> [Available data]

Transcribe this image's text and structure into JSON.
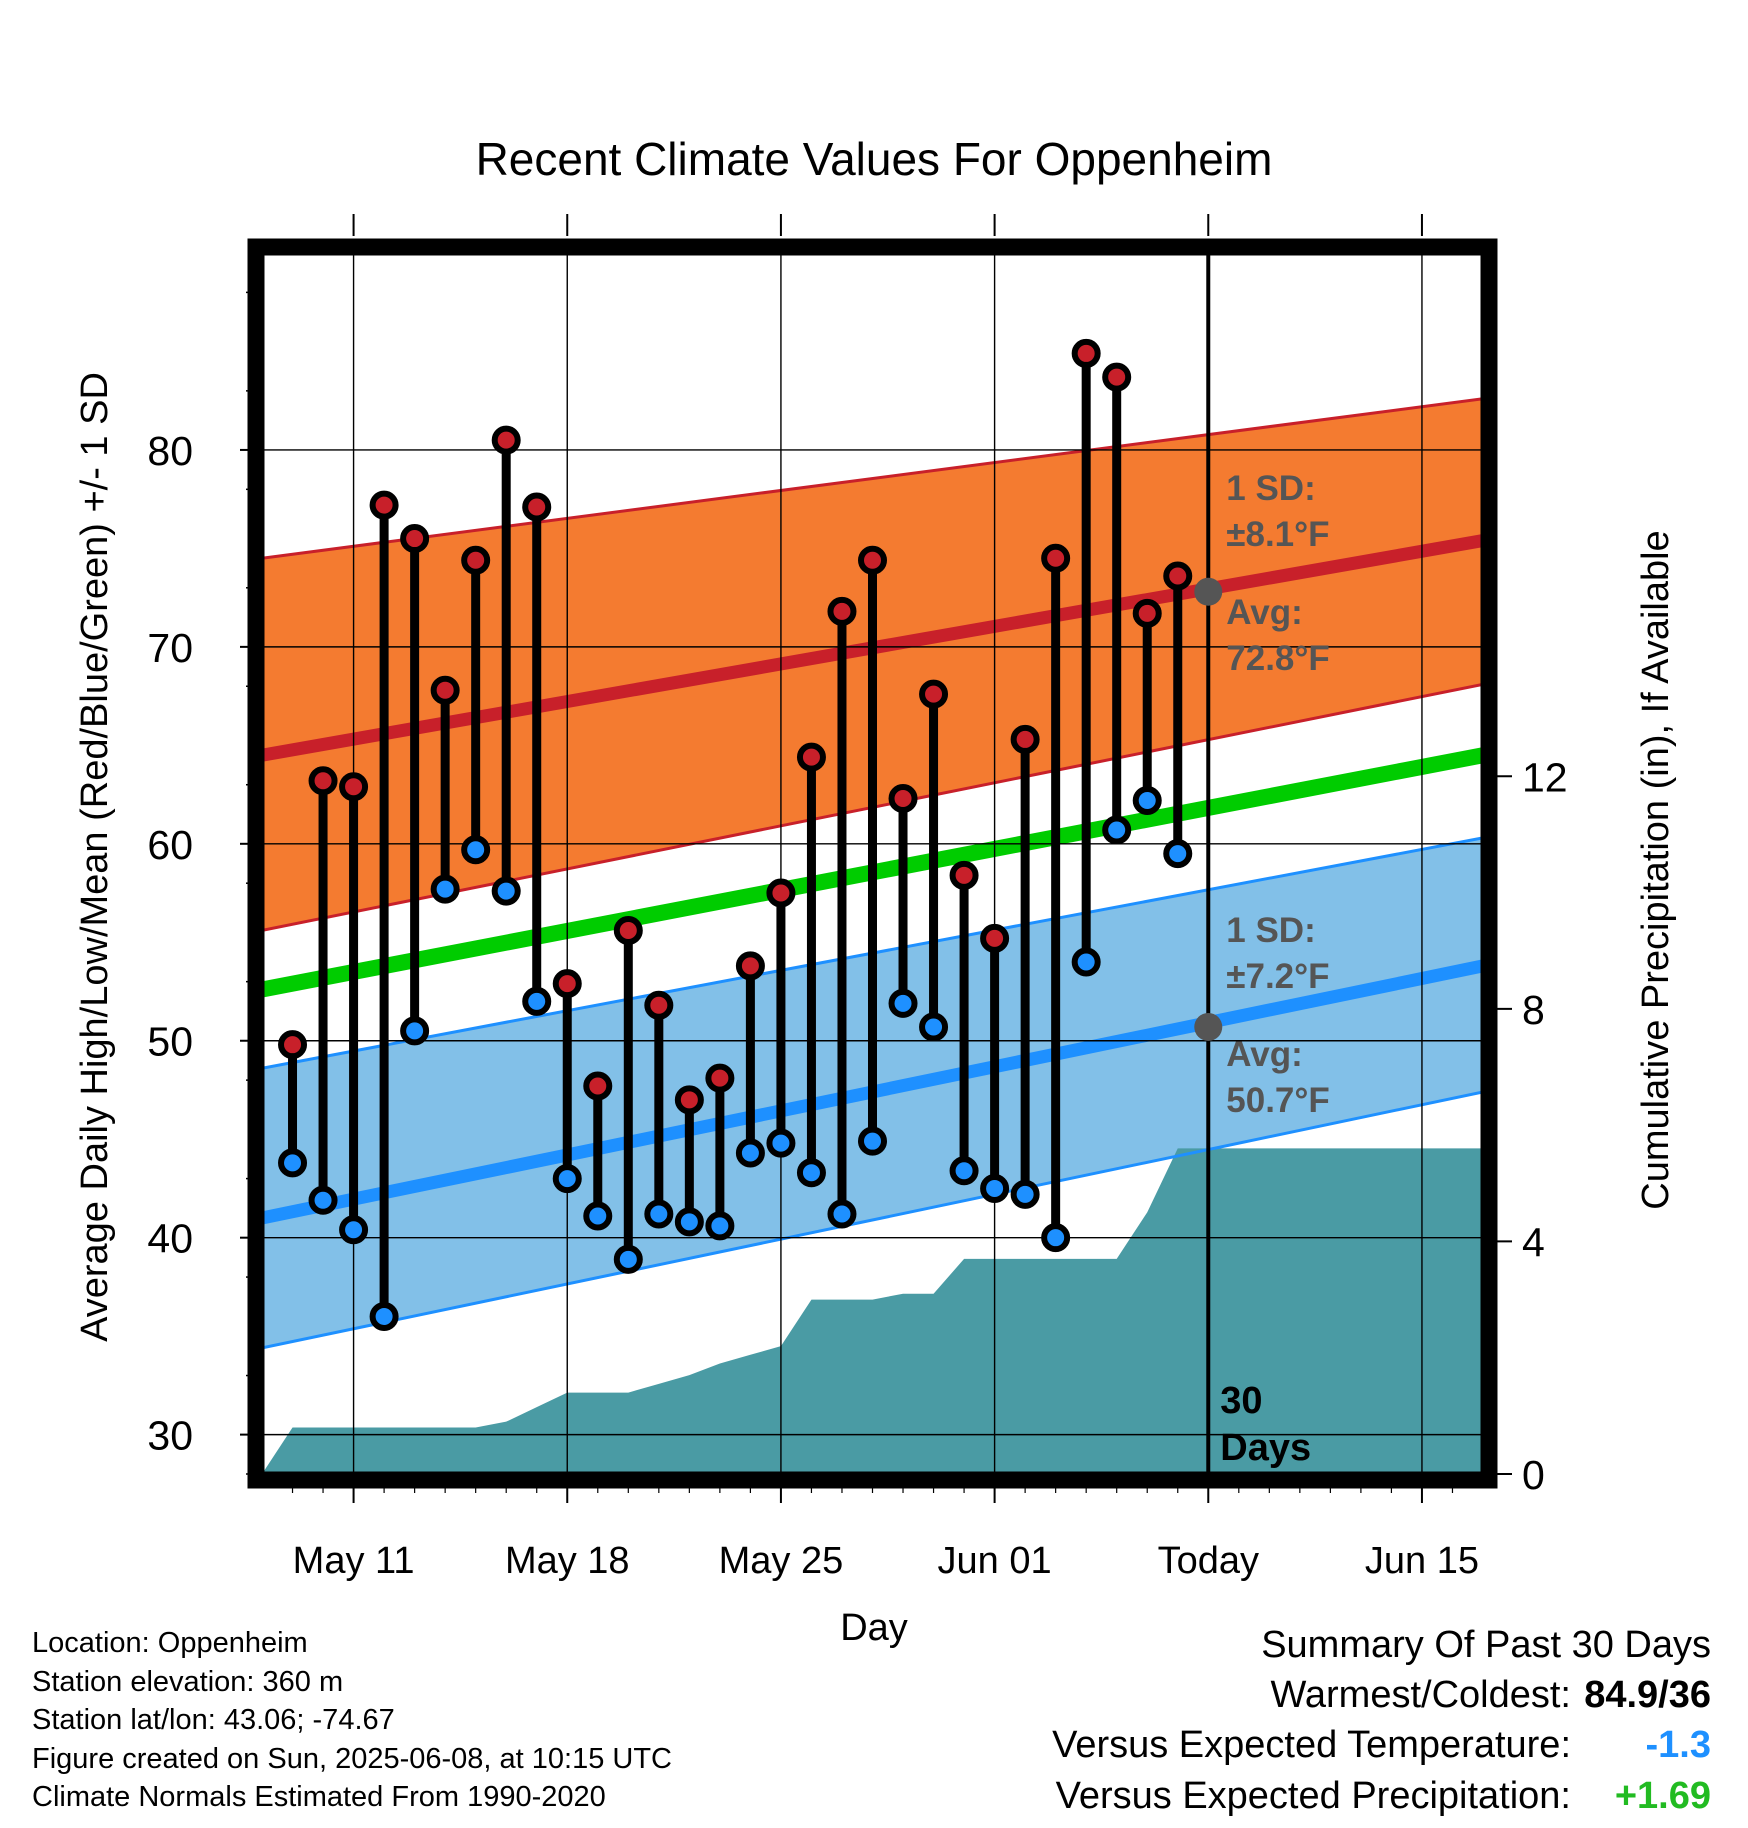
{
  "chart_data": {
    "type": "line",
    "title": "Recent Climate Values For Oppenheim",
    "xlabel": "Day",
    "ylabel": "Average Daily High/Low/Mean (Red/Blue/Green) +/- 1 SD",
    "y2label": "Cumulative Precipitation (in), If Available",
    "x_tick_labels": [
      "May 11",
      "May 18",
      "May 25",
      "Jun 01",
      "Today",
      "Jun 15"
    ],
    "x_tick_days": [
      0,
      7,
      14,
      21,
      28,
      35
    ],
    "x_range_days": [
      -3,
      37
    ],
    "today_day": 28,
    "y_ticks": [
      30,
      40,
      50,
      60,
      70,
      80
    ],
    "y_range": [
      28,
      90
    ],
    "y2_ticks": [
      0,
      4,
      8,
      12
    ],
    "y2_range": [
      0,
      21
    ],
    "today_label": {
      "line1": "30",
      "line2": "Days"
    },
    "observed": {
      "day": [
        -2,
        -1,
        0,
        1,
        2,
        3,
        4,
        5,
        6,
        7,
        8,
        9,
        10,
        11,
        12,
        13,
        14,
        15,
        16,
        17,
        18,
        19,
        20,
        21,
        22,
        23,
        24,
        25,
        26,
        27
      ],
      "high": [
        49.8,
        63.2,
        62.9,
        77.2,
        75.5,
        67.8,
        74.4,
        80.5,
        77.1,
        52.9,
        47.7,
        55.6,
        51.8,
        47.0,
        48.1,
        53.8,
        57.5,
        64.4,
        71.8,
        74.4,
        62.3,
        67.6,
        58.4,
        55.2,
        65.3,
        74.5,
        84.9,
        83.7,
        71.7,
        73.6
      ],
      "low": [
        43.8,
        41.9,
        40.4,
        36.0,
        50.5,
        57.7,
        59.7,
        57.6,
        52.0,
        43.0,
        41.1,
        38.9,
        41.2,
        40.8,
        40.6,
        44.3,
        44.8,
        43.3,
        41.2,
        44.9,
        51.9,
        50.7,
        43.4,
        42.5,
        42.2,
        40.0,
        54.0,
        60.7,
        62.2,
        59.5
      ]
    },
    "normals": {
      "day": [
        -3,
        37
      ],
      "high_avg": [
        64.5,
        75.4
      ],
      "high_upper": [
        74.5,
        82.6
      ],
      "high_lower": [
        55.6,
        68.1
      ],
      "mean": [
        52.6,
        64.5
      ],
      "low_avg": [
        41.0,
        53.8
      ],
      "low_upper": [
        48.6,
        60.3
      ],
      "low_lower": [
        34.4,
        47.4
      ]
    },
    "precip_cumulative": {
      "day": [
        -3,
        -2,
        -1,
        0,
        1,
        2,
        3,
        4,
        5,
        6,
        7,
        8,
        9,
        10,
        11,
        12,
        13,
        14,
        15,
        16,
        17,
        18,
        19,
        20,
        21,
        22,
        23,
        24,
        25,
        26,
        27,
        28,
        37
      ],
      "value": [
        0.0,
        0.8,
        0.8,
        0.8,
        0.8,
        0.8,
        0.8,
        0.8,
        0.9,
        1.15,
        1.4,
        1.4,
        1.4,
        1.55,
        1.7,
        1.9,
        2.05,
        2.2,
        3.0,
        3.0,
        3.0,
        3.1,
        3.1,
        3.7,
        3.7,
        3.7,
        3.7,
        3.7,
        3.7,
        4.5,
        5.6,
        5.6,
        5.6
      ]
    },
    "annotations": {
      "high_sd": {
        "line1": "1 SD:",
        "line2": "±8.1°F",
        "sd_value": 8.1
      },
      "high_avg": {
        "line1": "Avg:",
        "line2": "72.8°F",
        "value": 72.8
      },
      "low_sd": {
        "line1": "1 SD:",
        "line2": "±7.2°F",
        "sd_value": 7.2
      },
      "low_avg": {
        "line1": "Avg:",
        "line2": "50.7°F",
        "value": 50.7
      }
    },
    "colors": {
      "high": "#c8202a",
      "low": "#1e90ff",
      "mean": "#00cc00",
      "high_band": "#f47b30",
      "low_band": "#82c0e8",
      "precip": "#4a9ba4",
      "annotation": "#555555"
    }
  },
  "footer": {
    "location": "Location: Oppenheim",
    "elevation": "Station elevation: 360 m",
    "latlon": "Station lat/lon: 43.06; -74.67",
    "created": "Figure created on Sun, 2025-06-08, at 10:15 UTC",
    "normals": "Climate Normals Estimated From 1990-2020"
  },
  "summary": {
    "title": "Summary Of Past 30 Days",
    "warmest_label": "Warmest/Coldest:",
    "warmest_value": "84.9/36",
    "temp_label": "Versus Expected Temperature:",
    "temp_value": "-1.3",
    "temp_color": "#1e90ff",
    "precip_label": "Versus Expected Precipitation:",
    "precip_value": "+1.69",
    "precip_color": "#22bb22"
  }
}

> [What to do]
Using the listing above, pick out each line that contains the word "Climate", then copy it.

> [Result for this exercise]
    "title": "Recent Climate Values For Oppenheim",
    "normals": "Climate Normals Estimated From 1990-2020"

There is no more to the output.